## Task details
Return each line that holds the word "name".

(Figure dataset records)

:::

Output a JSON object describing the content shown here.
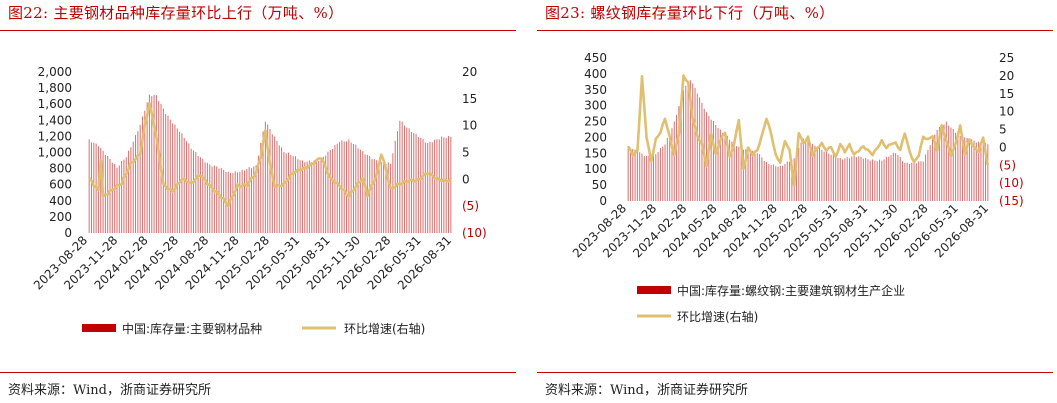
{
  "charts": [
    {
      "title": "图22:  主要钢材品种库存量环比上行（万吨、%）",
      "source": "资料来源：Wind，浙商证券研究所",
      "chart_data": {
        "type": "bar",
        "x_labels": [
          "2023-08-28",
          "2023-11-28",
          "2024-02-28",
          "2024-05-28",
          "2024-08-28",
          "2024-11-28",
          "2025-02-28",
          "2025-05-31",
          "2025-08-31",
          "2025-11-30",
          "2026-02-28",
          "2026-05-31",
          "2026-08-31"
        ],
        "y_left": {
          "min": 0,
          "max": 2000,
          "ticks": [
            "0",
            "200",
            "400",
            "600",
            "800",
            "1,000",
            "1,200",
            "1,400",
            "1,600",
            "1,800",
            "2,000"
          ]
        },
        "y_right": {
          "min": -10,
          "max": 20,
          "ticks": [
            "(10)",
            "(5)",
            "0",
            "5",
            "10",
            "15",
            "20"
          ]
        },
        "series": [
          {
            "name": "中国:库存量:主要钢材品种",
            "type": "bar",
            "axis": "left",
            "color": "#c00000",
            "knots": [
              [
                0,
                1150
              ],
              [
                4,
                1100
              ],
              [
                12,
                800
              ],
              [
                16,
                950
              ],
              [
                22,
                1350
              ],
              [
                26,
                1700
              ],
              [
                29,
                1700
              ],
              [
                33,
                1500
              ],
              [
                38,
                1300
              ],
              [
                44,
                1050
              ],
              [
                52,
                850
              ],
              [
                60,
                750
              ],
              [
                66,
                780
              ],
              [
                72,
                820
              ],
              [
                76,
                1400
              ],
              [
                78,
                1300
              ],
              [
                84,
                1000
              ],
              [
                92,
                900
              ],
              [
                100,
                900
              ],
              [
                108,
                1150
              ],
              [
                112,
                1150
              ],
              [
                118,
                1000
              ],
              [
                126,
                880
              ],
              [
                130,
                850
              ],
              [
                134,
                1400
              ],
              [
                140,
                1250
              ],
              [
                146,
                1100
              ],
              [
                152,
                1200
              ],
              [
                156,
                1200
              ]
            ]
          },
          {
            "name": "环比增速(右轴)",
            "type": "line",
            "axis": "right",
            "color": "#e0c070",
            "knots": [
              [
                0,
                0
              ],
              [
                2,
                -1
              ],
              [
                4,
                -2
              ],
              [
                5,
                4
              ],
              [
                6,
                -3
              ],
              [
                10,
                -2
              ],
              [
                14,
                -1
              ],
              [
                18,
                3
              ],
              [
                22,
                5
              ],
              [
                24,
                10
              ],
              [
                26,
                14
              ],
              [
                28,
                10
              ],
              [
                30,
                5
              ],
              [
                32,
                -1
              ],
              [
                36,
                -2
              ],
              [
                40,
                0
              ],
              [
                44,
                -1
              ],
              [
                48,
                1
              ],
              [
                52,
                -1
              ],
              [
                56,
                -3
              ],
              [
                60,
                -5
              ],
              [
                62,
                -3
              ],
              [
                64,
                -1
              ],
              [
                68,
                -1
              ],
              [
                70,
                0
              ],
              [
                72,
                1
              ],
              [
                74,
                4
              ],
              [
                76,
                9
              ],
              [
                78,
                3
              ],
              [
                80,
                -1
              ],
              [
                84,
                -1
              ],
              [
                88,
                1
              ],
              [
                92,
                2
              ],
              [
                96,
                3
              ],
              [
                100,
                4
              ],
              [
                104,
                0
              ],
              [
                108,
                -1
              ],
              [
                112,
                -3
              ],
              [
                116,
                -1
              ],
              [
                118,
                0
              ],
              [
                120,
                -3
              ],
              [
                124,
                1
              ],
              [
                126,
                5
              ],
              [
                128,
                2
              ],
              [
                130,
                -2
              ],
              [
                134,
                -1
              ],
              [
                138,
                0
              ],
              [
                142,
                0
              ],
              [
                146,
                1
              ],
              [
                150,
                0
              ],
              [
                154,
                0
              ],
              [
                156,
                0
              ]
            ]
          }
        ],
        "legend": [
          "中国:库存量:主要钢材品种",
          "环比增速(右轴)"
        ]
      }
    },
    {
      "title": "图23:  螺纹钢库存量环比下行（万吨、%）",
      "source": "资料来源：Wind，浙商证券研究所",
      "chart_data": {
        "type": "bar",
        "x_labels": [
          "2023-08-28",
          "2023-11-28",
          "2024-02-28",
          "2024-05-28",
          "2024-08-28",
          "2024-11-28",
          "2025-02-28",
          "2025-05-31",
          "2025-08-31",
          "2025-11-30",
          "2026-02-28",
          "2026-05-31",
          "2026-08-31"
        ],
        "y_left": {
          "min": 0,
          "max": 450,
          "ticks": [
            "0",
            "50",
            "100",
            "150",
            "200",
            "250",
            "300",
            "350",
            "400",
            "450"
          ]
        },
        "y_right": {
          "min": -15,
          "max": 25,
          "ticks": [
            "(15)",
            "(10)",
            "(5)",
            "0",
            "5",
            "10",
            "15",
            "20",
            "25"
          ]
        },
        "series": [
          {
            "name": "中国:库存量:螺纹钢:主要建筑钢材生产企业",
            "type": "bar",
            "axis": "left",
            "color": "#c00000",
            "knots": [
              [
                0,
                170
              ],
              [
                4,
                160
              ],
              [
                8,
                140
              ],
              [
                12,
                145
              ],
              [
                16,
                180
              ],
              [
                20,
                250
              ],
              [
                24,
                350
              ],
              [
                27,
                380
              ],
              [
                30,
                340
              ],
              [
                34,
                280
              ],
              [
                40,
                220
              ],
              [
                46,
                180
              ],
              [
                52,
                160
              ],
              [
                56,
                150
              ],
              [
                60,
                120
              ],
              [
                66,
                110
              ],
              [
                72,
                130
              ],
              [
                76,
                200
              ],
              [
                80,
                180
              ],
              [
                86,
                150
              ],
              [
                92,
                135
              ],
              [
                98,
                140
              ],
              [
                104,
                130
              ],
              [
                110,
                130
              ],
              [
                116,
                150
              ],
              [
                120,
                120
              ],
              [
                128,
                125
              ],
              [
                134,
                225
              ],
              [
                138,
                250
              ],
              [
                144,
                200
              ],
              [
                150,
                190
              ],
              [
                156,
                180
              ]
            ]
          },
          {
            "name": "环比增速(右轴)",
            "type": "line",
            "axis": "right",
            "color": "#e0c070",
            "knots": [
              [
                0,
                0
              ],
              [
                2,
                -2
              ],
              [
                4,
                -1
              ],
              [
                6,
                20
              ],
              [
                8,
                3
              ],
              [
                10,
                -4
              ],
              [
                12,
                2
              ],
              [
                14,
                4
              ],
              [
                16,
                8
              ],
              [
                18,
                3
              ],
              [
                20,
                -2
              ],
              [
                22,
                4
              ],
              [
                24,
                20
              ],
              [
                26,
                18
              ],
              [
                28,
                8
              ],
              [
                30,
                3
              ],
              [
                32,
                1
              ],
              [
                34,
                -5
              ],
              [
                36,
                4
              ],
              [
                38,
                -2
              ],
              [
                40,
                2
              ],
              [
                42,
                4
              ],
              [
                44,
                -3
              ],
              [
                46,
                1
              ],
              [
                48,
                8
              ],
              [
                50,
                -6
              ],
              [
                52,
                0
              ],
              [
                54,
                -2
              ],
              [
                56,
                -1
              ],
              [
                58,
                3
              ],
              [
                60,
                8
              ],
              [
                62,
                4
              ],
              [
                64,
                -2
              ],
              [
                66,
                -4
              ],
              [
                68,
                2
              ],
              [
                70,
                -1
              ],
              [
                72,
                -11
              ],
              [
                74,
                4
              ],
              [
                76,
                1
              ],
              [
                78,
                3
              ],
              [
                80,
                -2
              ],
              [
                82,
                0
              ],
              [
                84,
                1
              ],
              [
                86,
                -1
              ],
              [
                88,
                0
              ],
              [
                90,
                -3
              ],
              [
                92,
                1
              ],
              [
                94,
                -1
              ],
              [
                96,
                1
              ],
              [
                98,
                -2
              ],
              [
                100,
                -1
              ],
              [
                102,
                0
              ],
              [
                104,
                -1
              ],
              [
                106,
                -2
              ],
              [
                108,
                0
              ],
              [
                110,
                2
              ],
              [
                112,
                0
              ],
              [
                114,
                1
              ],
              [
                116,
                1
              ],
              [
                118,
                -1
              ],
              [
                120,
                4
              ],
              [
                122,
                -1
              ],
              [
                124,
                -4
              ],
              [
                126,
                -2
              ],
              [
                128,
                3
              ],
              [
                130,
                2
              ],
              [
                132,
                3
              ],
              [
                134,
                -1
              ],
              [
                136,
                6
              ],
              [
                138,
                2
              ],
              [
                140,
                -2
              ],
              [
                142,
                1
              ],
              [
                144,
                6
              ],
              [
                146,
                -2
              ],
              [
                148,
                2
              ],
              [
                150,
                0
              ],
              [
                152,
                -1
              ],
              [
                154,
                3
              ],
              [
                156,
                -5
              ]
            ]
          }
        ],
        "legend": [
          "中国:库存量:螺纹钢:主要建筑钢材生产企业",
          "环比增速(右轴)"
        ]
      }
    }
  ]
}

:::

## Task response
            "name": "中国:库存量:主要钢材品种",
            "name": "环比增速(右轴)",
            "name": "中国:库存量:螺纹钢:主要建筑钢材生产企业",
            "name": "环比增速(右轴)",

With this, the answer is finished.